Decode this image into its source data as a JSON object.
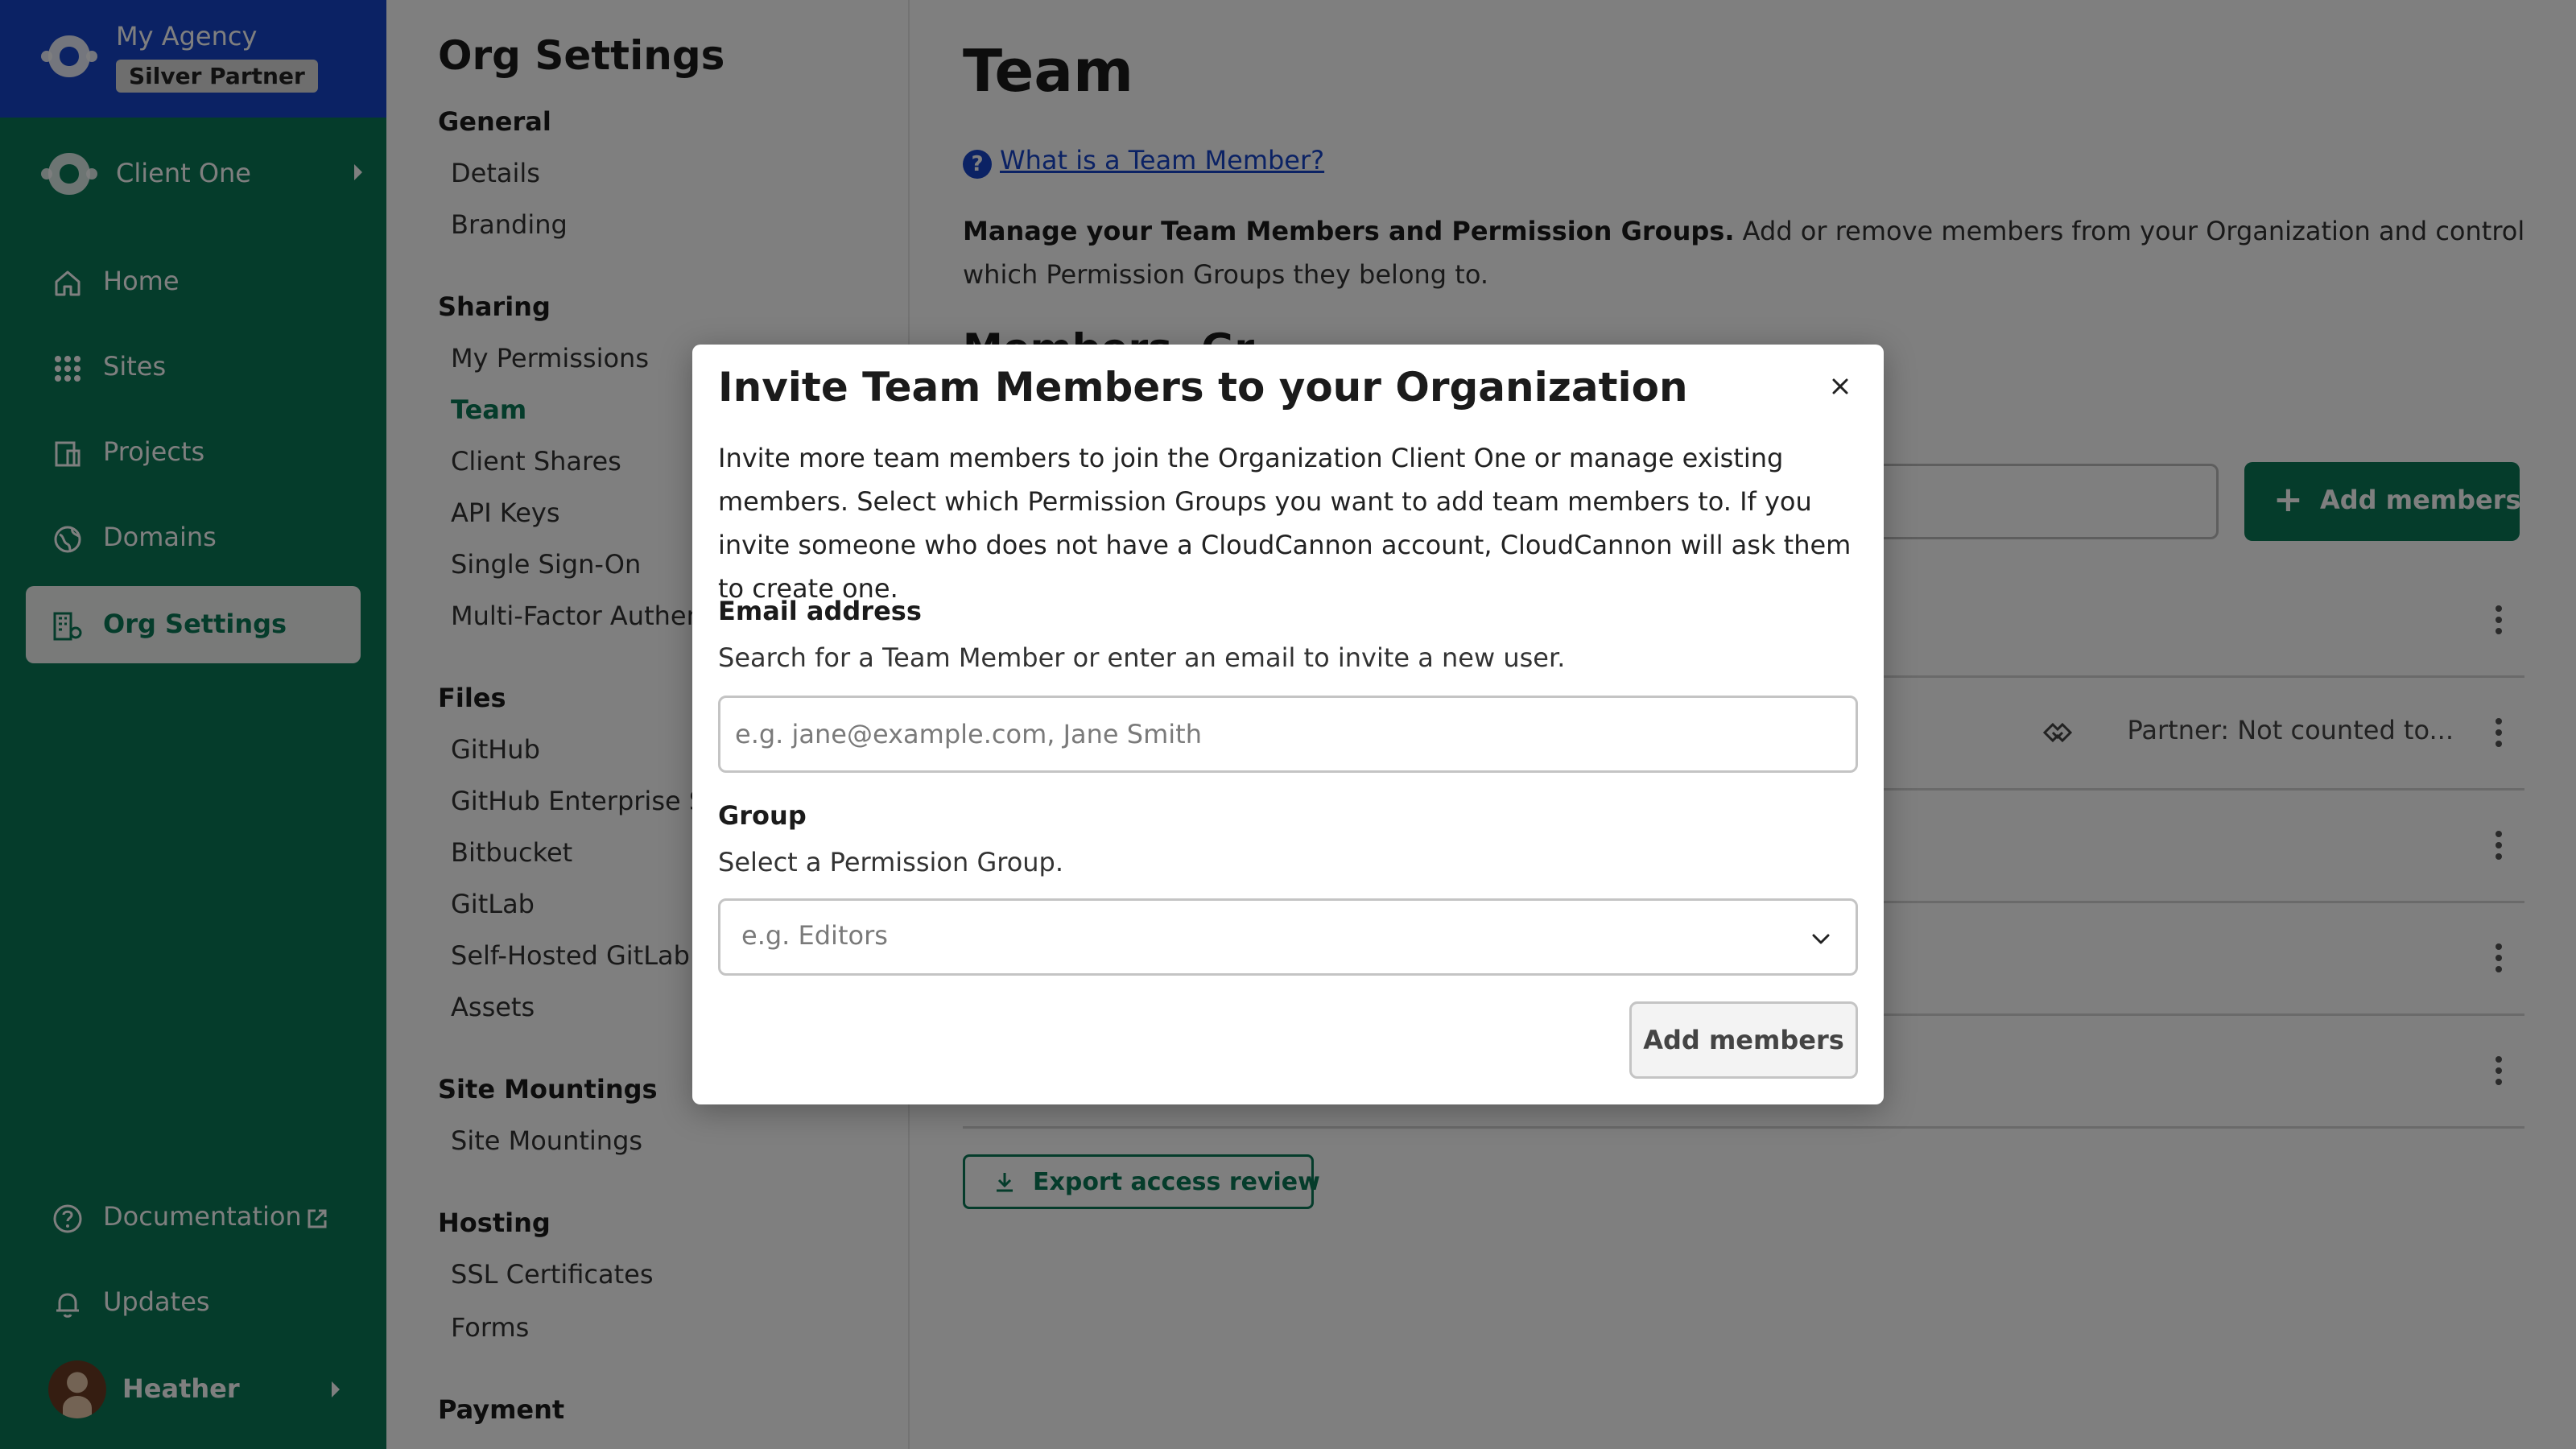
{
  "colors": {
    "brand_green": "#0b7857",
    "agency_blue": "#1744c9",
    "link_blue": "#1744c9"
  },
  "agency": {
    "name": "My Agency",
    "badge": "Silver Partner",
    "icon": "cloudcannon-logo-icon"
  },
  "client": {
    "name": "Client One",
    "icon": "cloudcannon-logo-icon"
  },
  "nav": [
    {
      "label": "Home",
      "icon": "home-icon"
    },
    {
      "label": "Sites",
      "icon": "grid-icon"
    },
    {
      "label": "Projects",
      "icon": "projects-icon"
    },
    {
      "label": "Domains",
      "icon": "globe-icon"
    },
    {
      "label": "Org Settings",
      "icon": "org-settings-icon",
      "active": true
    }
  ],
  "nav_bottom": [
    {
      "label": "Documentation",
      "icon": "help-circle-icon"
    },
    {
      "label": "Updates",
      "icon": "bell-icon"
    }
  ],
  "user": {
    "name": "Heather"
  },
  "settings": {
    "title": "Org Settings",
    "sections": [
      {
        "heading": "General",
        "items": [
          "Details",
          "Branding"
        ]
      },
      {
        "heading": "Sharing",
        "items": [
          "My Permissions",
          "Team",
          "Client Shares",
          "API Keys",
          "Single Sign-On",
          "Multi-Factor Authent"
        ]
      },
      {
        "heading": "Files",
        "items": [
          "GitHub",
          "GitHub Enterprise Se",
          "Bitbucket",
          "GitLab",
          "Self-Hosted GitLab",
          "Assets"
        ]
      },
      {
        "heading": "Site Mountings",
        "items": [
          "Site Mountings"
        ]
      },
      {
        "heading": "Hosting",
        "items": [
          "SSL Certificates",
          "Forms"
        ]
      },
      {
        "heading": "Payment",
        "items": []
      }
    ],
    "active_item": "Team"
  },
  "main": {
    "title": "Team",
    "help_link": "What is a Team Member?",
    "desc_bold": "Manage your Team Members and Permission Groups.",
    "desc_rest": " Add or remove members from your Organization and control which Permission Groups they belong to.",
    "section_title": "Members, Gr",
    "add_members_label": "Add members",
    "member_role": "Partner: Not counted to...",
    "export_label": "Export access review"
  },
  "modal": {
    "title": "Invite Team Members to your Organization",
    "description": "Invite more team members to join the Organization Client One or manage existing members. Select which Permission Groups you want to add team members to. If you invite someone who does not have a CloudCannon account, CloudCannon will ask them to create one.",
    "email_label": "Email address",
    "email_help": "Search for a Team Member or enter an email to invite a new user.",
    "email_placeholder": "e.g. jane@example.com, Jane Smith",
    "group_label": "Group",
    "group_help": "Select a Permission Group.",
    "group_placeholder": "e.g. Editors",
    "submit_label": "Add members"
  }
}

▸ What is expected:
Repeat all of the entries word for word, but omit the pictures.

▸ Response:
Decode this image into its source data as a JSON object.
{
  "colors": {
    "brand_green": "#0b7857",
    "agency_blue": "#1744c9",
    "link_blue": "#1744c9"
  },
  "agency": {
    "name": "My Agency",
    "badge": "Silver Partner",
    "icon": "cloudcannon-logo-icon"
  },
  "client": {
    "name": "Client One",
    "icon": "cloudcannon-logo-icon"
  },
  "nav": [
    {
      "label": "Home",
      "icon": "home-icon"
    },
    {
      "label": "Sites",
      "icon": "grid-icon"
    },
    {
      "label": "Projects",
      "icon": "projects-icon"
    },
    {
      "label": "Domains",
      "icon": "globe-icon"
    },
    {
      "label": "Org Settings",
      "icon": "org-settings-icon",
      "active": true
    }
  ],
  "nav_bottom": [
    {
      "label": "Documentation",
      "icon": "help-circle-icon"
    },
    {
      "label": "Updates",
      "icon": "bell-icon"
    }
  ],
  "user": {
    "name": "Heather"
  },
  "settings": {
    "title": "Org Settings",
    "sections": [
      {
        "heading": "General",
        "items": [
          "Details",
          "Branding"
        ]
      },
      {
        "heading": "Sharing",
        "items": [
          "My Permissions",
          "Team",
          "Client Shares",
          "API Keys",
          "Single Sign-On",
          "Multi-Factor Authent"
        ]
      },
      {
        "heading": "Files",
        "items": [
          "GitHub",
          "GitHub Enterprise Se",
          "Bitbucket",
          "GitLab",
          "Self-Hosted GitLab",
          "Assets"
        ]
      },
      {
        "heading": "Site Mountings",
        "items": [
          "Site Mountings"
        ]
      },
      {
        "heading": "Hosting",
        "items": [
          "SSL Certificates",
          "Forms"
        ]
      },
      {
        "heading": "Payment",
        "items": []
      }
    ],
    "active_item": "Team"
  },
  "main": {
    "title": "Team",
    "help_link": "What is a Team Member?",
    "desc_bold": "Manage your Team Members and Permission Groups.",
    "desc_rest": " Add or remove members from your Organization and control which Permission Groups they belong to.",
    "section_title": "Members, Gr",
    "add_members_label": "Add members",
    "member_role": "Partner: Not counted to...",
    "export_label": "Export access review"
  },
  "modal": {
    "title": "Invite Team Members to your Organization",
    "description": "Invite more team members to join the Organization Client One or manage existing members. Select which Permission Groups you want to add team members to. If you invite someone who does not have a CloudCannon account, CloudCannon will ask them to create one.",
    "email_label": "Email address",
    "email_help": "Search for a Team Member or enter an email to invite a new user.",
    "email_placeholder": "e.g. jane@example.com, Jane Smith",
    "group_label": "Group",
    "group_help": "Select a Permission Group.",
    "group_placeholder": "e.g. Editors",
    "submit_label": "Add members"
  }
}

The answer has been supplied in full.